Report, in full, every line of the records below that contains the word "category".

== DATASET CONTENT

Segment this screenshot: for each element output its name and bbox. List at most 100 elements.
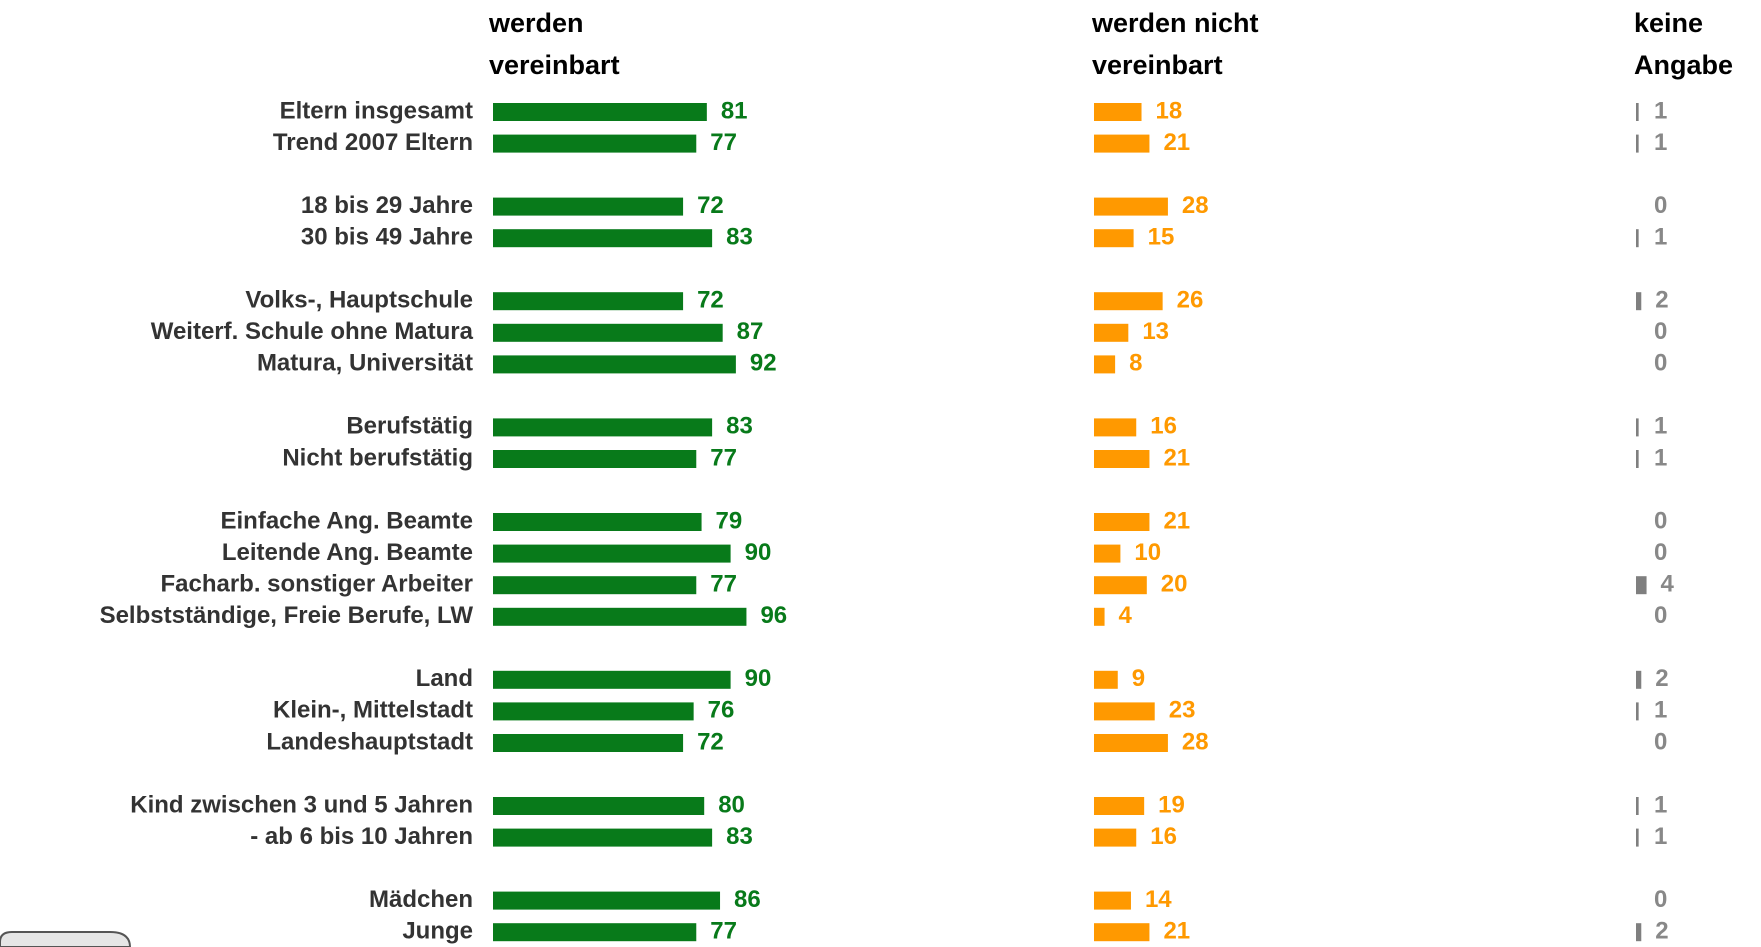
- value-label: 72: [697, 192, 724, 219]
- value-label: 23: [1169, 697, 1196, 724]
- value-label: 72: [697, 287, 724, 314]
- value-label: 86: [734, 886, 761, 913]
- bar: [1094, 450, 1150, 468]
- value-label: 2: [1655, 287, 1668, 314]
- bar: [1094, 702, 1155, 721]
- value-label: 77: [710, 571, 737, 598]
- category-label: Trend 2007 Eltern: [273, 129, 473, 156]
- series-header: keine Angabe: [1634, 8, 1734, 80]
- bar: [1094, 197, 1168, 216]
- value-label: 18: [1156, 97, 1183, 124]
- value-label: 1: [1654, 697, 1667, 724]
- bar: [493, 292, 684, 311]
- bar: [1094, 607, 1105, 626]
- decoration: [0, 931, 132, 947]
- bar: [493, 576, 697, 595]
- value-label: 83: [726, 413, 753, 440]
- value-label: 21: [1163, 129, 1190, 156]
- value-label: 1: [1654, 413, 1667, 440]
- value-label: 80: [718, 791, 745, 818]
- category-label: Junge: [402, 918, 473, 945]
- category-label: - ab 6 bis 10 Jahren: [250, 823, 473, 850]
- value-label: 77: [710, 444, 737, 471]
- value-label: 21: [1163, 444, 1190, 471]
- bar: [1094, 229, 1134, 248]
- value-label: 83: [726, 224, 753, 251]
- value-label: 4: [1661, 571, 1675, 598]
- value-label: 21: [1163, 918, 1190, 945]
- bar: [493, 513, 702, 531]
- bar: [1636, 292, 1642, 311]
- value-label: 8: [1129, 350, 1142, 377]
- bar: [1094, 513, 1150, 531]
- bar: [1636, 576, 1647, 595]
- value-label: 76: [708, 697, 735, 724]
- value-label: 9: [1132, 665, 1145, 692]
- bar: [1636, 450, 1639, 468]
- bar: [493, 134, 697, 153]
- value-label: 2: [1655, 665, 1668, 692]
- bar: [1636, 229, 1639, 248]
- category-label: Klein-, Mittelstadt: [273, 697, 473, 724]
- bar: [1094, 418, 1137, 437]
- bar: [1094, 828, 1137, 847]
- bar: [1094, 923, 1150, 942]
- category-label: 18 bis 29 Jahre: [301, 192, 473, 219]
- bar: [1636, 923, 1642, 942]
- category-label: Nicht berufstätig: [282, 444, 473, 471]
- bar: [493, 450, 697, 468]
- bar: [1094, 323, 1129, 342]
- bar: [493, 891, 721, 910]
- value-label: 83: [726, 823, 753, 850]
- bar: [1636, 797, 1639, 815]
- category-label: Weiterf. Schule ohne Matura: [151, 318, 474, 345]
- value-label: 4: [1119, 602, 1133, 629]
- value-label: 14: [1145, 886, 1172, 913]
- category-label: Eltern insgesamt: [280, 97, 473, 124]
- bar: [1636, 670, 1642, 689]
- category-label: Volks-, Hauptschule: [245, 287, 473, 314]
- value-label: 20: [1161, 571, 1188, 598]
- value-label: 13: [1142, 318, 1169, 345]
- value-label: 0: [1654, 886, 1667, 913]
- bar: [1636, 702, 1639, 721]
- bar: [1094, 544, 1121, 563]
- bar: [493, 355, 736, 374]
- value-label: 0: [1654, 539, 1667, 566]
- value-label: 0: [1654, 602, 1667, 629]
- value-label: 92: [750, 350, 777, 377]
- value-label: 1: [1654, 129, 1667, 156]
- category-label: Land: [416, 665, 473, 692]
- value-label: 21: [1163, 507, 1190, 534]
- bar: [1636, 828, 1639, 847]
- bar: [1094, 670, 1118, 689]
- value-label: 90: [745, 539, 772, 566]
- series-header: werden vereinbart: [489, 8, 620, 80]
- value-label: 2: [1655, 918, 1668, 945]
- value-label: 1: [1654, 823, 1667, 850]
- value-label: 16: [1150, 413, 1177, 440]
- bar: [493, 828, 713, 847]
- value-label: 26: [1177, 287, 1204, 314]
- bar: [493, 229, 713, 248]
- bar: [493, 197, 684, 216]
- bar: [493, 734, 684, 752]
- bar: [1636, 134, 1639, 153]
- value-label: 90: [745, 665, 772, 692]
- bar: [1094, 355, 1116, 374]
- value-label: 0: [1654, 350, 1667, 377]
- value-label: 1: [1654, 444, 1667, 471]
- value-label: 87: [737, 318, 764, 345]
- value-label: 81: [721, 97, 748, 124]
- value-label: 10: [1134, 539, 1161, 566]
- value-label: 72: [697, 728, 724, 755]
- bar: [493, 923, 697, 942]
- category-label: Facharb. sonstiger Arbeiter: [160, 571, 473, 598]
- value-label: 19: [1158, 791, 1185, 818]
- bar: [1636, 103, 1639, 121]
- category-label: Leitende Ang. Beamte: [222, 539, 473, 566]
- bar: [1094, 103, 1142, 121]
- value-label: 1: [1654, 224, 1667, 251]
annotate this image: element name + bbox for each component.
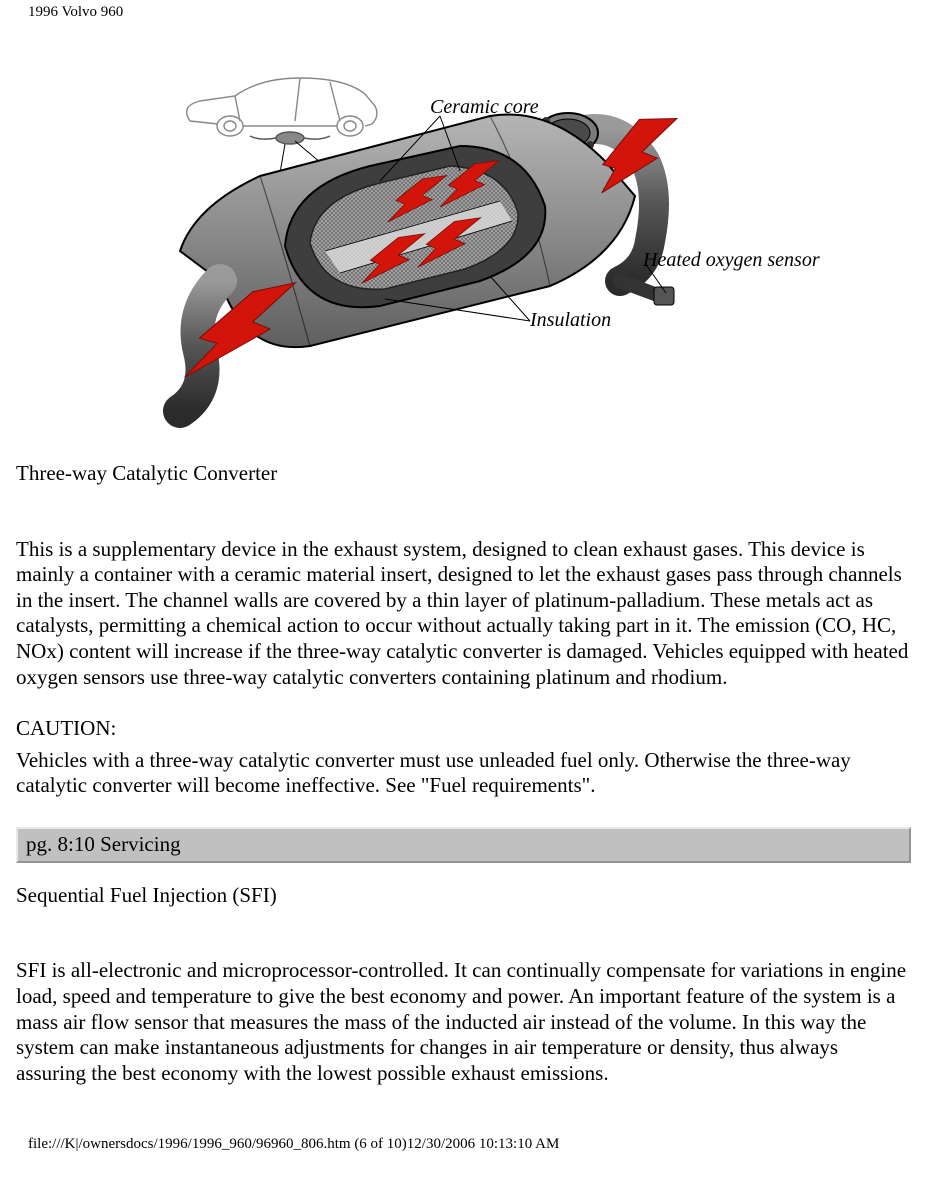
section2-body: SFI is all-electronic and microprocessor… <box>16 958 911 1086</box>
car-inset-icon <box>187 78 377 144</box>
section2-title: Sequential Fuel Injection (SFI) <box>16 883 911 909</box>
catalytic-converter-figure: Ceramic core Heated oxygen sensor Insula… <box>60 21 860 441</box>
caution-body: Vehicles with a three-way catalytic conv… <box>16 748 911 799</box>
caution-label: CAUTION: <box>16 716 911 742</box>
page-footer: file:///K|/ownersdocs/1996/1996_960/9696… <box>0 1112 927 1153</box>
label-insulation: Insulation <box>530 309 611 332</box>
section1-title: Three-way Catalytic Converter <box>16 461 911 487</box>
label-ceramic-core: Ceramic core <box>430 96 539 119</box>
section-bar: pg. 8:10 Servicing <box>16 827 911 863</box>
section1-body: This is a supplementary device in the ex… <box>16 537 911 691</box>
label-heated-sensor: Heated oxygen sensor <box>643 249 820 272</box>
page-header: 1996 Volvo 960 <box>0 0 927 21</box>
diagram-svg <box>60 21 860 441</box>
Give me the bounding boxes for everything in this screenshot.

====

**TASK ANSWER**:
- category-label: Trend 2007 Eltern: [273, 129, 473, 156]
- category-label: Junge: [402, 918, 473, 945]
- category-label: - ab 6 bis 10 Jahren: [250, 823, 473, 850]
- category-label: Klein-, Mittelstadt: [273, 697, 473, 724]
- category-label: 18 bis 29 Jahre: [301, 192, 473, 219]
- category-label: Nicht berufstätig: [282, 444, 473, 471]
- category-label: Weiterf. Schule ohne Matura: [151, 318, 474, 345]
- category-label: Eltern insgesamt: [280, 97, 473, 124]
- category-label: Volks-, Hauptschule: [245, 287, 473, 314]
- category-label: Land: [416, 665, 473, 692]
- category-label: Facharb. sonstiger Arbeiter: [160, 571, 473, 598]
- category-label: Leitende Ang. Beamte: [222, 539, 473, 566]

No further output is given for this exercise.